Aim »
Without altering anything, repeat each of the records.

START Provided data

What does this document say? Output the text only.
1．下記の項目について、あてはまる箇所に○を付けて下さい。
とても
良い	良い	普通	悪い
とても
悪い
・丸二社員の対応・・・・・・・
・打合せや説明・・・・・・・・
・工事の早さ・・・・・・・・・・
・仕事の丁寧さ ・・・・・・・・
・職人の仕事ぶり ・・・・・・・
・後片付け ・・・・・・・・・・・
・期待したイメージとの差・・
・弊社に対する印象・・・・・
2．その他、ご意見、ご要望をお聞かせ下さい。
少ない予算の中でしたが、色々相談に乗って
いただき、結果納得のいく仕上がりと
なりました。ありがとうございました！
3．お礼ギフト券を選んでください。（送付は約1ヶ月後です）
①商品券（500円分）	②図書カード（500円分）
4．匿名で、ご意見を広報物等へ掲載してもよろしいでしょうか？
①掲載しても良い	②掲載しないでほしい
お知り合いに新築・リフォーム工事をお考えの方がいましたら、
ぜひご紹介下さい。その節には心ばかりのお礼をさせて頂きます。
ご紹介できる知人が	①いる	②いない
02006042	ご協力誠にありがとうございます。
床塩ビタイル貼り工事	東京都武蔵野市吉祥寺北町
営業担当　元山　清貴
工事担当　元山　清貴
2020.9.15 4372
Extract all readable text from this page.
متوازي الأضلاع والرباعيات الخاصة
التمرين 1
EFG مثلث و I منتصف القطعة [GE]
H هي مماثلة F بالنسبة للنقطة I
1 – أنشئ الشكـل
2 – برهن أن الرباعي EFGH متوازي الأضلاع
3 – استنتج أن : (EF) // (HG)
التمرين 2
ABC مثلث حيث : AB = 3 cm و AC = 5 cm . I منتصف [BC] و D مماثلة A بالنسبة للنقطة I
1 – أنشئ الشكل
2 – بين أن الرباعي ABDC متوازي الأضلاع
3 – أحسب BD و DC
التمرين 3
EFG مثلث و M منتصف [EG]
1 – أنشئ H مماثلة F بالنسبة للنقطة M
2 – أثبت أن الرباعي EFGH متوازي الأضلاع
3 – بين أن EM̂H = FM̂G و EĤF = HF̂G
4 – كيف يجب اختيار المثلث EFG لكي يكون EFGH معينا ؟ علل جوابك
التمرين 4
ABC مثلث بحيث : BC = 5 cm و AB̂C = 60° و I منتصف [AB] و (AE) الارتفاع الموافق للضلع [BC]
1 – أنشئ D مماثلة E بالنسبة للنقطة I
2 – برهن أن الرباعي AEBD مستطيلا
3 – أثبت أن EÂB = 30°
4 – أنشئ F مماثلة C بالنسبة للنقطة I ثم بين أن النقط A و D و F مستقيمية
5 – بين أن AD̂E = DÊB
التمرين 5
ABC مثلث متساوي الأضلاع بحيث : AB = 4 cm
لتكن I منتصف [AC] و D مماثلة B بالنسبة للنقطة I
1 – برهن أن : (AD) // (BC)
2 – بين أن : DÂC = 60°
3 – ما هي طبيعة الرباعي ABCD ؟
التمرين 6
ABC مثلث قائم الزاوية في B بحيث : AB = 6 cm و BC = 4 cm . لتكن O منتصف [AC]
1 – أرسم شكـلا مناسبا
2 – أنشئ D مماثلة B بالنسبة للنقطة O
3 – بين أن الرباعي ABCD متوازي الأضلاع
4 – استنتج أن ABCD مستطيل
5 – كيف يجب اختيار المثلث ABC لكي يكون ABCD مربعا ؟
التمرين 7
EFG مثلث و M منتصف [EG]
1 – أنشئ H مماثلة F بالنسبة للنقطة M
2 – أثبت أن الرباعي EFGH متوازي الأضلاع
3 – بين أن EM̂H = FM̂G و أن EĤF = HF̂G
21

END Provided data

Written solution »
What does this document say? Output the text only.
1．下記の項目について、あてはまる箇所に○を付けて下さい。
とても
良い	良い	普通	悪い
とても
悪い
・丸二社員の対応・・・・・・・
・打合せや説明・・・・・・・・
・工事の早さ・・・・・・・・・・
・仕事の丁寧さ ・・・・・・・・
・職人の仕事ぶり ・・・・・・・
・後片付け ・・・・・・・・・・・
・期待したイメージとの差・・
・弊社に対する印象・・・・・
2．その他、ご意見、ご要望をお聞かせ下さい。
少ない予算の中でしたが、色々相談に乗って
いただき、結果納得のいく仕上がりと
なりました。ありがとうございました！
3．お礼ギフト券を選んでください。（送付は約1ヶ月後です）
①商品券（500円分）	②図書カード（500円分）
4．匿名で、ご意見を広報物等へ掲載してもよろしいでしょうか？
①掲載しても良い	②掲載しないでほしい
お知り合いに新築・リフォーム工事をお考えの方がいましたら、
ぜひご紹介下さい。その節には心ばかりのお礼をさせて頂きます。
ご紹介できる知人が	①いる	②いない
02006042	ご協力誠にありがとうございます。
床塩ビタイル貼り工事	東京都武蔵野市吉祥寺北町
営業担当　元山　清貴
工事担当　元山　清貴
2020.9.15 4372
Extract all readable text from this page.
متوازي الأضلاع والرباعيات الخاصة
التمرين 1
EFG مثلث و I منتصف القطعة [GE]
H هي مماثلة F بالنسبة للنقطة I
1 – أنشئ الشكـل
2 – برهن أن الرباعي EFGH متوازي الأضلاع
3 – استنتج أن : (EF) // (HG)
التمرين 2
ABC مثلث حيث : AB = 3 cm و AC = 5 cm . I منتصف [BC] و D مماثلة A بالنسبة للنقطة I
1 – أنشئ الشكل
2 – بين أن الرباعي ABDC متوازي الأضلاع
3 – أحسب BD و DC
التمرين 3
EFG مثلث و M منتصف [EG]
1 – أنشئ H مماثلة F بالنسبة للنقطة M
2 – أثبت أن الرباعي EFGH متوازي الأضلاع
3 – بين أن EM̂H = FM̂G و EĤF = HF̂G
4 – كيف يجب اختيار المثلث EFG لكي يكون EFGH معينا ؟ علل جوابك
التمرين 4
ABC مثلث بحيث : BC = 5 cm و AB̂C = 60° و I منتصف [AB] و (AE) الارتفاع الموافق للضلع [BC]
1 – أنشئ D مماثلة E بالنسبة للنقطة I
2 – برهن أن الرباعي AEBD مستطيلا
3 – أثبت أن EÂB = 30°
4 – أنشئ F مماثلة C بالنسبة للنقطة I ثم بين أن النقط A و D و F مستقيمية
5 – بين أن AD̂E = DÊB
التمرين 5
ABC مثلث متساوي الأضلاع بحيث : AB = 4 cm
لتكن I منتصف [AC] و D مماثلة B بالنسبة للنقطة I
1 – برهن أن : (AD) // (BC)
2 – بين أن : DÂC = 60°
3 – ما هي طبيعة الرباعي ABCD ؟
التمرين 6
ABC مثلث قائم الزاوية في B بحيث : AB = 6 cm و BC = 4 cm . لتكن O منتصف [AC]
1 – أرسم شكـلا مناسبا
2 – أنشئ D مماثلة B بالنسبة للنقطة O
3 – بين أن الرباعي ABCD متوازي الأضلاع
4 – استنتج أن ABCD مستطيل
5 – كيف يجب اختيار المثلث ABC لكي يكون ABCD مربعا ؟
التمرين 7
EFG مثلث و M منتصف [EG]
1 – أنشئ H مماثلة F بالنسبة للنقطة M
2 – أثبت أن الرباعي EFGH متوازي الأضلاع
3 – بين أن EM̂H = FM̂G و أن EĤF = HF̂G
21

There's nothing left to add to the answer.